▸ **Document**:
As we can see, by default `Html` extracts the body of the page. To customize this, it provides different ways to specify which tags to extract:
* `Html.first("title")` will extract the (first) title tag instead
* `Html.all("a")` will extract all anchors / hyperlinks (the result is a list instead of a single item)
* `Html("p", 2)` will extract the third paragraph of the page (index 2 = third match)

Fore more details as well as additional [Enrich Functions](https://github.com/helgeho/ArchiveSpark/blob/master/docs/EnrichFuncs.md), please read the [docs](https://github.com/helgeho/ArchiveSpark/blob/master/docs/README.md).

In [18]:
filtered.enrich(Html.first("title")).peekJson

{
  "record" : {
    "redirectUrl" : "-",
    "timestamp" : "20111220013011",
    "digest" : "RJKJCKKSWCM7QDOC6U2FLDKKVCOJNMU5",
    "originalUrl" : "http://blog.alexanderhiggins.com/",
    "surtUrl" : "com,alexanderhiggins,blog)/",
    "mime" : "text/html",
    "compressedSize" : 43070,
    "meta" : "-",
    "status" : 200
  },
  "payload" : {
    "string" : {
      "html" : {
        "title" : "<title>Alexander Higgins Blog - The Latest Buzz, Analysis, and News Without the Snooze!</title>"

▸ **Exercise brief**: Can you pick up the ArchiveSpark walkthrough on extracting HTML tags and carry it on from its final line?

Stored data
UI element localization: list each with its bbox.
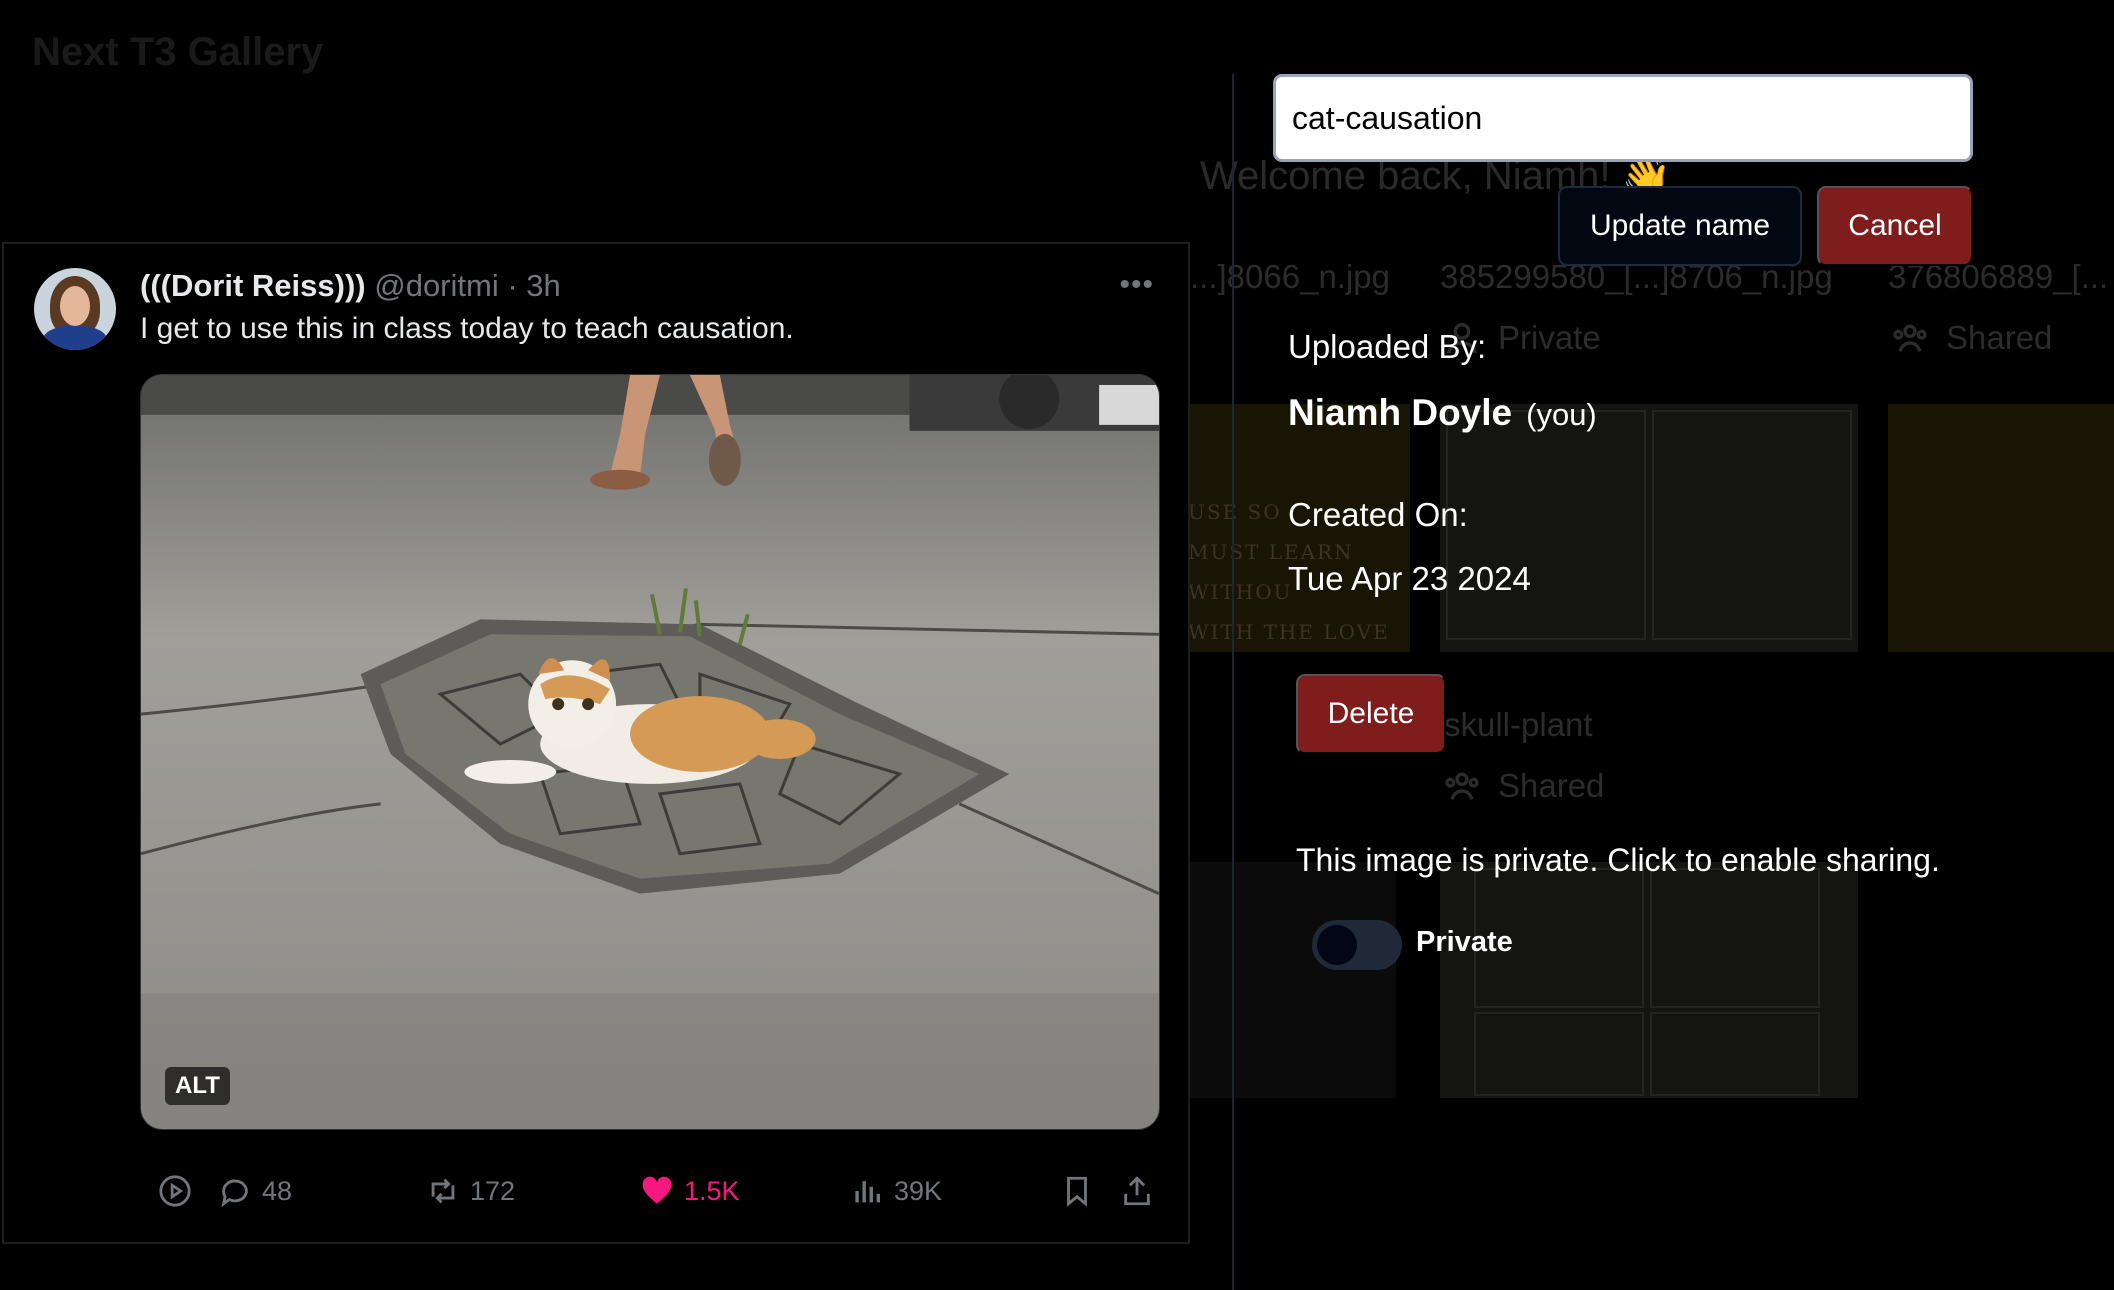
app-title: Next T3 Gallery	[32, 30, 324, 74]
sharing-message: This image is private. Click to enable s…	[1296, 842, 1940, 878]
gallery-thumbnail[interactable]	[1180, 862, 1396, 1098]
avatar	[34, 268, 116, 350]
like-count: 1.5K	[684, 1175, 740, 1206]
views-action: 39K	[850, 1174, 942, 1208]
bookmark-action	[1060, 1174, 1094, 1208]
tweet-text: I get to use this in class today to teac…	[140, 312, 794, 345]
created-on-label: Created On:	[1288, 496, 1468, 533]
views-count: 39K	[894, 1175, 943, 1206]
like-action: 1.5K	[640, 1174, 740, 1208]
gallery-visibility-label: Shared	[1946, 319, 2053, 356]
alt-badge: ALT	[165, 1067, 230, 1105]
reply-icon	[221, 1179, 248, 1208]
reply-count: 48	[262, 1175, 293, 1206]
panel-divider	[1232, 74, 1234, 1290]
tweet-author-handle: @doritmi · 3h	[374, 268, 561, 303]
share-action	[1120, 1174, 1154, 1208]
sharing-toggle-label: Private	[1416, 926, 1513, 958]
uploader-you-label: (you)	[1526, 397, 1597, 432]
more-icon: •••	[1119, 268, 1154, 301]
uploader: Niamh Doyle (you)	[1288, 392, 1597, 434]
tweet-author-name: (((Dorit Reiss)))	[140, 268, 366, 303]
retweet-icon	[431, 1178, 455, 1204]
update-name-button[interactable]: Update name	[1558, 186, 1802, 266]
users-icon	[1445, 772, 1479, 800]
toggle-knob	[1317, 925, 1357, 965]
gallery-visibility: Shared	[1888, 318, 2052, 358]
share-icon	[1124, 1176, 1150, 1206]
gallery-thumbnail[interactable]	[1888, 404, 2114, 652]
uploaded-by-label: Uploaded By:	[1288, 328, 1487, 365]
cat-photo	[141, 375, 1159, 1129]
play-action	[158, 1174, 192, 1208]
retweet-action: 172	[426, 1174, 515, 1208]
gallery-filename[interactable]: ...]8066_n.jpg	[1190, 258, 1390, 296]
retweet-count: 172	[470, 1175, 516, 1206]
gallery-visibility: Shared	[1440, 766, 1604, 806]
gallery-visibility-label: Private	[1498, 319, 1601, 356]
users-icon	[1893, 324, 1927, 352]
heart-icon	[642, 1176, 672, 1204]
sharing-toggle[interactable]	[1312, 920, 1402, 970]
views-icon	[855, 1181, 881, 1203]
play-icon	[159, 1175, 191, 1207]
bookmark-icon	[1067, 1176, 1087, 1207]
created-on-value: Tue Apr 23 2024	[1288, 560, 1531, 597]
image-name-input[interactable]	[1273, 74, 1973, 162]
tweet-header: (((Dorit Reiss))) @doritmi · 3h	[140, 268, 561, 304]
tweet-actions: 48 172 1.5K 39K	[154, 1174, 1164, 1218]
reply-action: 48	[218, 1174, 292, 1208]
thumbnail-text: USE SO	[1188, 500, 1282, 524]
gallery-visibility-label: Shared	[1498, 767, 1605, 804]
gallery-filename[interactable]: skull-plant	[1444, 706, 1593, 744]
cancel-button[interactable]: Cancel	[1817, 186, 1973, 266]
full-image: (((Dorit Reiss))) @doritmi · 3h ••• I ge…	[2, 242, 1190, 1244]
thumbnail-text: WITH THE LOVE	[1188, 620, 1390, 644]
thumbnail-text: WITHOU	[1188, 580, 1293, 604]
tweet-photo: ALT	[140, 374, 1160, 1130]
gallery-thumbnail[interactable]	[1440, 404, 1858, 652]
gallery-thumbnail[interactable]	[1440, 862, 1858, 1098]
uploader-name: Niamh Doyle	[1288, 392, 1513, 433]
delete-button[interactable]: Delete	[1296, 674, 1446, 754]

▸ **Result for this task**:
      }
    }
  }
}

As we are only interested in the text without the HTML tags (`<title>`), we need to use the `HtmlText` Enrich Function. This, by default, depends on the default version of `Html`, hence it would extract the text of the body, i.e., the complete text of the page. In order to change this dependency to get only the title, we can use the `.on`/`.of` method that all Enrich Functions provide. Now we can give this new Enrich Function a name (`Title`) to reuse it later:

In [19]:
val Title = HtmlText.of(Html.first("title"))

In [20]:
filtered.enrich(Title).peekJson

{
  "record" : {
    "redirectUrl" : "-",
    "timestamp" : "20111220013011",
    "digest" : "RJKJCKKSWCM7QDOC6U2FLDKKVCOJNMU5",
    "originalUrl" : "http://blog.alexanderhiggins.com/",
    "surtUrl" : "com,alexanderhiggins,blog)/",
    "mime" : "text/html",
    "compressedSize" : 43070,
    "meta" : "-",
    "status" : 200
  },
  "payload" : {
    "string" : {
      "html" : {
        "title" : {
          "text" : "Alexander Higgins Blog - The Latest Buzz, Analysis, and News Without the Snooze!"
        }
      }
    }
  }
}

In addition to the title, we would also like to have the full text of the page. This will be our final dataset, so we assign it to a new variable (`enriched`):

In [21]:
val enriched = filtered.enrich(Title).enrich(HtmlText)

In [22]:
enriched.peekJson

{
  "record" : {
    "redirectUrl" : "-",
    "timestamp" : "20111220013011",
    "digest" : "RJKJCKKSWCM7QDOC6U2FLDKKVCOJNMU5",
    "originalUrl" : "http://blog.alexanderhiggins.com/",
    "surtUrl" : "com,alexanderhiggins,blog)/",
    "mime" : "text/html",
    "compressedSize" : 43070,
    "meta" : "-",
    "status" : 200
  },
  "payload" : {
    "string" : {
      "html" : {
        "title" : {
          "text" : "Alexander Higgins Blog - The Latest Buzz, Analysis, and News Without the Snooze!"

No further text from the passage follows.